[Start Material for the task]
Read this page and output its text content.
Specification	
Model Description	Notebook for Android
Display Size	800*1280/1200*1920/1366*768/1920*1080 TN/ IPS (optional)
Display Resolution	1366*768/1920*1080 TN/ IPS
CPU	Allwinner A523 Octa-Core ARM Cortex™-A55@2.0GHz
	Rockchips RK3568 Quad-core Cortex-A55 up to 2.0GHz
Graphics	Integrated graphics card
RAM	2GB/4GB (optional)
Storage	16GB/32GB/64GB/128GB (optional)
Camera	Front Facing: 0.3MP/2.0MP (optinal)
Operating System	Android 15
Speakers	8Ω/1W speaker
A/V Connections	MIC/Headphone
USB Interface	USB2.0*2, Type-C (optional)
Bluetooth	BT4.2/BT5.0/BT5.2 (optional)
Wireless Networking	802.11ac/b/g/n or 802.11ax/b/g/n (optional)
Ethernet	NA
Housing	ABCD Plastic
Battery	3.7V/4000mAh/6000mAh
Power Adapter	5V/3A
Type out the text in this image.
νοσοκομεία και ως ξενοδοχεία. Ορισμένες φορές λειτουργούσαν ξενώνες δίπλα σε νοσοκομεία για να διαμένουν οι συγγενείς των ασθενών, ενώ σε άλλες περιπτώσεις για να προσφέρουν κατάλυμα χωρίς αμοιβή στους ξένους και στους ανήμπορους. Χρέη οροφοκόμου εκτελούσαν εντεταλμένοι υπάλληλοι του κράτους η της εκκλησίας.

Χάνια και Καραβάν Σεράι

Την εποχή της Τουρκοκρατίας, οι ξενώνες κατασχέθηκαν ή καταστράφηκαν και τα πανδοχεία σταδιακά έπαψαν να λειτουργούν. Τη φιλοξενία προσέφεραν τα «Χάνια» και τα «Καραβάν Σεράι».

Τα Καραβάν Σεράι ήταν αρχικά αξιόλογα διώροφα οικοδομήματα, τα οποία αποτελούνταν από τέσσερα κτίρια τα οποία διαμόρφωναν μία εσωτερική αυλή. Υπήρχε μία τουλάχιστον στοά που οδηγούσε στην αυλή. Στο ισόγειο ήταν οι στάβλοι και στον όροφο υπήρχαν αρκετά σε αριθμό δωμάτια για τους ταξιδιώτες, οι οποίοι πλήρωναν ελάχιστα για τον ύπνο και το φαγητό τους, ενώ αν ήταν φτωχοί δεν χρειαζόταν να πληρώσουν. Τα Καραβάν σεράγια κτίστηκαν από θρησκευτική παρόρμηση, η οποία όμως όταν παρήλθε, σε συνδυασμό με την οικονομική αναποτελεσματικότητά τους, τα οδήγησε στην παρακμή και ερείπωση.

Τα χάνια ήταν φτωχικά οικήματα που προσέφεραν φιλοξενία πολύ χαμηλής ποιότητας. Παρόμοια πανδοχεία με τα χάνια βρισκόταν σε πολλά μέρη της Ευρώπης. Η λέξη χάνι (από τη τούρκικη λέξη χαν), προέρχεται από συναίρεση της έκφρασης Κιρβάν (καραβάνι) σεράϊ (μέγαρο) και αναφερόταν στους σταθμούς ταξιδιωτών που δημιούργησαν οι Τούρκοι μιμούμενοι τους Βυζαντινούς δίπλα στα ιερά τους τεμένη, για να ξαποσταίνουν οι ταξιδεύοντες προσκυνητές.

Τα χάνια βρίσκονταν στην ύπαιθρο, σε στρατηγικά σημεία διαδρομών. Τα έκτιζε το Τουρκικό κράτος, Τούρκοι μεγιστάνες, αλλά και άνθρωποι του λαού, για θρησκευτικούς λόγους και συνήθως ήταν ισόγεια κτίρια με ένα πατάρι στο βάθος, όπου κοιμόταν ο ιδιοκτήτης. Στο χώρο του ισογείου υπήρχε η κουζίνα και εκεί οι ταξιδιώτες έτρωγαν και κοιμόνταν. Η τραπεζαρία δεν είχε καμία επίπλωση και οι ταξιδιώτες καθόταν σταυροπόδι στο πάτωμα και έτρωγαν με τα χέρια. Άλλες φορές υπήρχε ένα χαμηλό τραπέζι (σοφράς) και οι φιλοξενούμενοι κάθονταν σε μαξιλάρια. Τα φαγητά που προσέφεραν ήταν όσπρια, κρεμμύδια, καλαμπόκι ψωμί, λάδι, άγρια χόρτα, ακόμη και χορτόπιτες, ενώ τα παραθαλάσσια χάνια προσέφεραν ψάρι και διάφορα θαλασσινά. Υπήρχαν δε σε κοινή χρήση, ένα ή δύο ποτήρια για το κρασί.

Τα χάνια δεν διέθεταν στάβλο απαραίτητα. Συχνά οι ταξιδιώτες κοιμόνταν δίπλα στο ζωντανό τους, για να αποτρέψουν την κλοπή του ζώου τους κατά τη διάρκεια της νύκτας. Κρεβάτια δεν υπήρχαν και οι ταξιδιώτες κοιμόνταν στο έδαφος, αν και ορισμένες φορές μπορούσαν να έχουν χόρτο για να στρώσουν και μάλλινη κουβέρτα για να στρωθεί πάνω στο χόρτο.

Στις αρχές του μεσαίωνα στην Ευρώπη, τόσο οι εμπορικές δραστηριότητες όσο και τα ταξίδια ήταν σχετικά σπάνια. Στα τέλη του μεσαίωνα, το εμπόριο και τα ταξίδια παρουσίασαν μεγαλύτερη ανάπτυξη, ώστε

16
[End Material for the task]
--- Given exercise ---
Say the number of lines in the listing that hold "Cortex", with no added words.

--- Result ---
2